Stated task: Without including any images, repeat the data exactly.

Material provided:
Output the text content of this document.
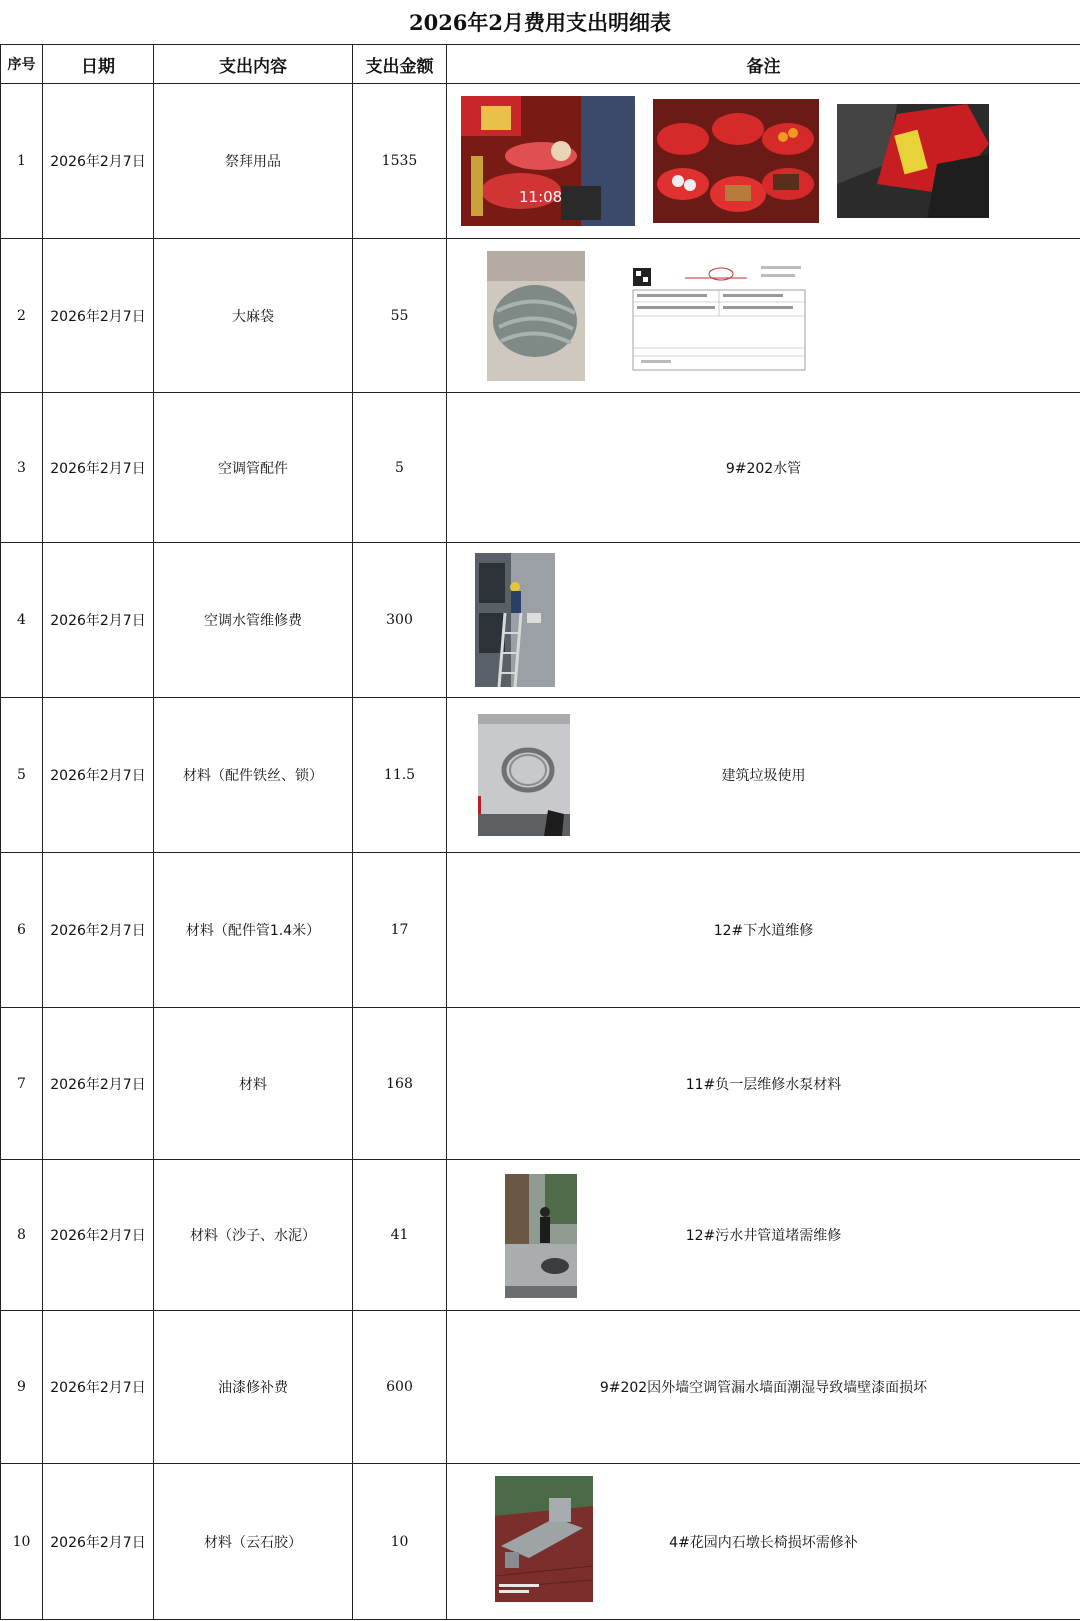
2026年2月费用支出明细表
序号	日期	支出内容	支出金额	备注
1	2026年2月7日	祭拜用品	1535	11:08

2	2026年2月7日	大麻袋	55	

3	2026年2月7日	空调管配件	5	9#202水管
4	2026年2月7日	空调水管维修费	300	

5	2026年2月7日	材料（配件铁丝、锁）	11.5	建筑垃圾使用

6	2026年2月7日	材料（配件管1.4米）	17	12#下水道维修
7	2026年2月7日	材料	168	11#负一层维修水泵材料
8	2026年2月7日	材料（沙子、水泥）	41	12#污水井管道堵需维修

9	2026年2月7日	油漆修补费	600	9#202因外墙空调管漏水墙面潮湿导致墙壁漆面损坏
10	2026年2月7日	材料（云石胶）	10	4#花园内石墩长椅损坏需修补
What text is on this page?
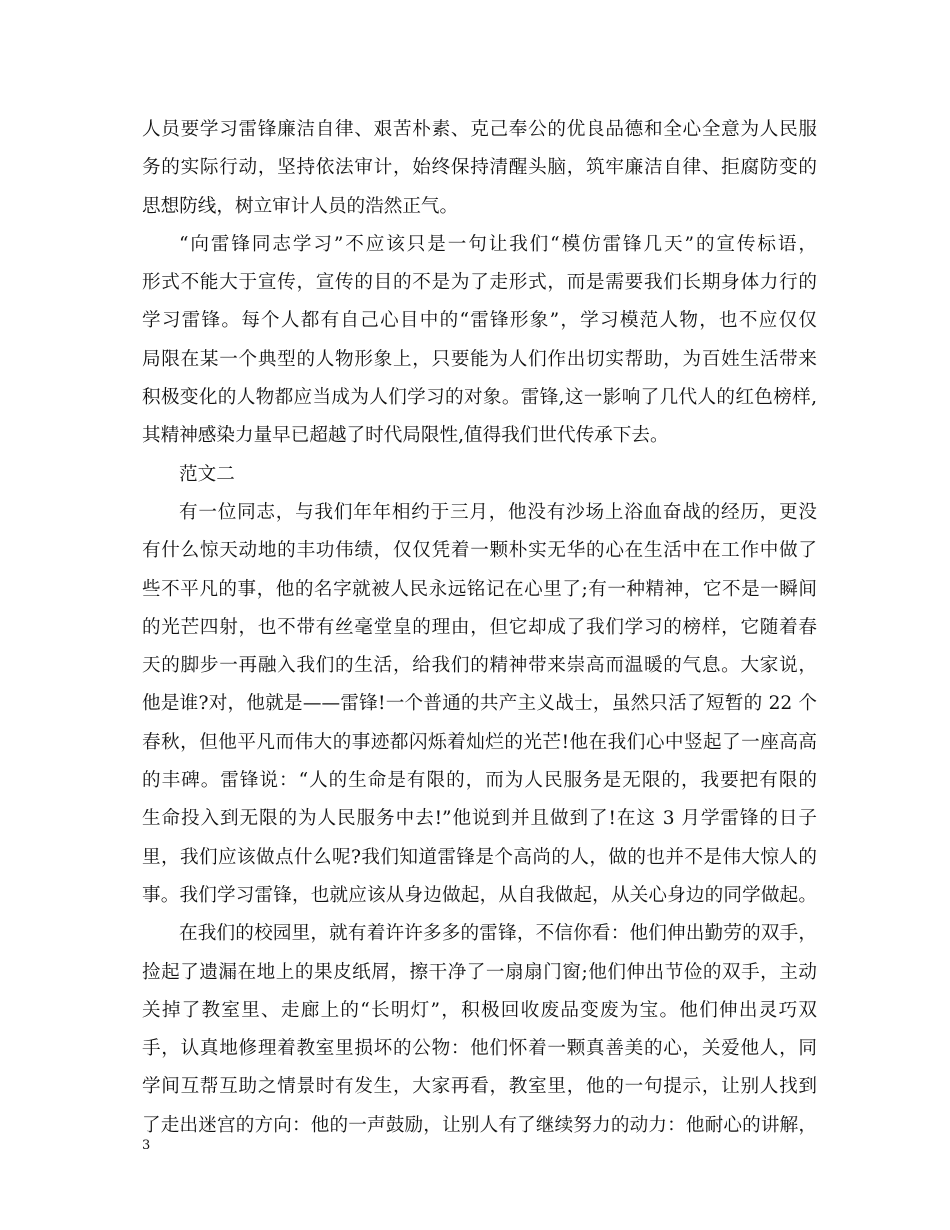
人员要学习雷锋廉洁自律、艰苦朴素、克己奉公的优良品德和全心全意为人民服
务的实际行动，坚持依法审计，始终保持清醒头脑，筑牢廉洁自律、拒腐防变的
思想防线，树立审计人员的浩然正气。
“向雷锋同志学习”不应该只是一句让我们“模仿雷锋几天”的宣传标语，
形式不能大于宣传，宣传的目的不是为了走形式，而是需要我们长期身体力行的
学习雷锋。每个人都有自己心目中的“雷锋形象”，学习模范人物，也不应仅仅
局限在某一个典型的人物形象上，只要能为人们作出切实帮助，为百姓生活带来
积极变化的人物都应当成为人们学习的对象。雷锋,这一影响了几代人的红色榜样,
其精神感染力量早已超越了时代局限性,值得我们世代传承下去。
范文二
有一位同志，与我们年年相约于三月，他没有沙场上浴血奋战的经历，更没
有什么惊天动地的丰功伟绩，仅仅凭着一颗朴实无华的心在生活中在工作中做了
些不平凡的事，他的名字就被人民永远铭记在心里了;有一种精神，它不是一瞬间
的光芒四射，也不带有丝毫堂皇的理由，但它却成了我们学习的榜样，它随着春
天的脚步一再融入我们的生活，给我们的精神带来崇高而温暖的气息。大家说，
他是谁?对，他就是——雷锋!一个普通的共产主义战士，虽然只活了短暂的 22 个
春秋，但他平凡而伟大的事迹都闪烁着灿烂的光芒!他在我们心中竖起了一座高高
的丰碑。雷锋说：“人的生命是有限的，而为人民服务是无限的，我要把有限的
生命投入到无限的为人民服务中去!”他说到并且做到了!在这 3 月学雷锋的日子
里，我们应该做点什么呢?我们知道雷锋是个高尚的人，做的也并不是伟大惊人的
事。我们学习雷锋，也就应该从身边做起，从自我做起，从关心身边的同学做起。
在我们的校园里，就有着许许多多的雷锋，不信你看：他们伸出勤劳的双手，
捡起了遗漏在地上的果皮纸屑，擦干净了一扇扇门窗;他们伸出节俭的双手，主动
关掉了教室里、走廊上的“长明灯”，积极回收废品变废为宝。他们伸出灵巧双
手，认真地修理着教室里损坏的公物：他们怀着一颗真善美的心，关爱他人，同
学间互帮互助之情景时有发生，大家再看，教室里，他的一句提示，让别人找到
了走出迷宫的方向：他的一声鼓励，让别人有了继续努力的动力：他耐心的讲解，
3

Solution to this problem:
Output the text content of this document.
2026年2月费用支出明细表
序号	日期	支出内容	支出金额	备注
1	2026年2月7日	祭拜用品	1535	11:08

2	2026年2月7日	大麻袋	55	

3	2026年2月7日	空调管配件	5	9#202水管
4	2026年2月7日	空调水管维修费	300	

5	2026年2月7日	材料（配件铁丝、锁）	11.5	建筑垃圾使用

6	2026年2月7日	材料（配件管1.4米）	17	12#下水道维修
7	2026年2月7日	材料	168	11#负一层维修水泵材料
8	2026年2月7日	材料（沙子、水泥）	41	12#污水井管道堵需维修

9	2026年2月7日	油漆修补费	600	9#202因外墙空调管漏水墙面潮湿导致墙壁漆面损坏
10	2026年2月7日	材料（云石胶）	10	4#花园内石墩长椅损坏需修补
What text is on this page?
人员要学习雷锋廉洁自律、艰苦朴素、克己奉公的优良品德和全心全意为人民服
务的实际行动，坚持依法审计，始终保持清醒头脑，筑牢廉洁自律、拒腐防变的
思想防线，树立审计人员的浩然正气。
“向雷锋同志学习”不应该只是一句让我们“模仿雷锋几天”的宣传标语，
形式不能大于宣传，宣传的目的不是为了走形式，而是需要我们长期身体力行的
学习雷锋。每个人都有自己心目中的“雷锋形象”，学习模范人物，也不应仅仅
局限在某一个典型的人物形象上，只要能为人们作出切实帮助，为百姓生活带来
积极变化的人物都应当成为人们学习的对象。雷锋,这一影响了几代人的红色榜样,
其精神感染力量早已超越了时代局限性,值得我们世代传承下去。
范文二
有一位同志，与我们年年相约于三月，他没有沙场上浴血奋战的经历，更没
有什么惊天动地的丰功伟绩，仅仅凭着一颗朴实无华的心在生活中在工作中做了
些不平凡的事，他的名字就被人民永远铭记在心里了;有一种精神，它不是一瞬间
的光芒四射，也不带有丝毫堂皇的理由，但它却成了我们学习的榜样，它随着春
天的脚步一再融入我们的生活，给我们的精神带来崇高而温暖的气息。大家说，
他是谁?对，他就是——雷锋!一个普通的共产主义战士，虽然只活了短暂的 22 个
春秋，但他平凡而伟大的事迹都闪烁着灿烂的光芒!他在我们心中竖起了一座高高
的丰碑。雷锋说：“人的生命是有限的，而为人民服务是无限的，我要把有限的
生命投入到无限的为人民服务中去!”他说到并且做到了!在这 3 月学雷锋的日子
里，我们应该做点什么呢?我们知道雷锋是个高尚的人，做的也并不是伟大惊人的
事。我们学习雷锋，也就应该从身边做起，从自我做起，从关心身边的同学做起。
在我们的校园里，就有着许许多多的雷锋，不信你看：他们伸出勤劳的双手，
捡起了遗漏在地上的果皮纸屑，擦干净了一扇扇门窗;他们伸出节俭的双手，主动
关掉了教室里、走廊上的“长明灯”，积极回收废品变废为宝。他们伸出灵巧双
手，认真地修理着教室里损坏的公物：他们怀着一颗真善美的心，关爱他人，同
学间互帮互助之情景时有发生，大家再看，教室里，他的一句提示，让别人找到
了走出迷宫的方向：他的一声鼓励，让别人有了继续努力的动力：他耐心的讲解，
3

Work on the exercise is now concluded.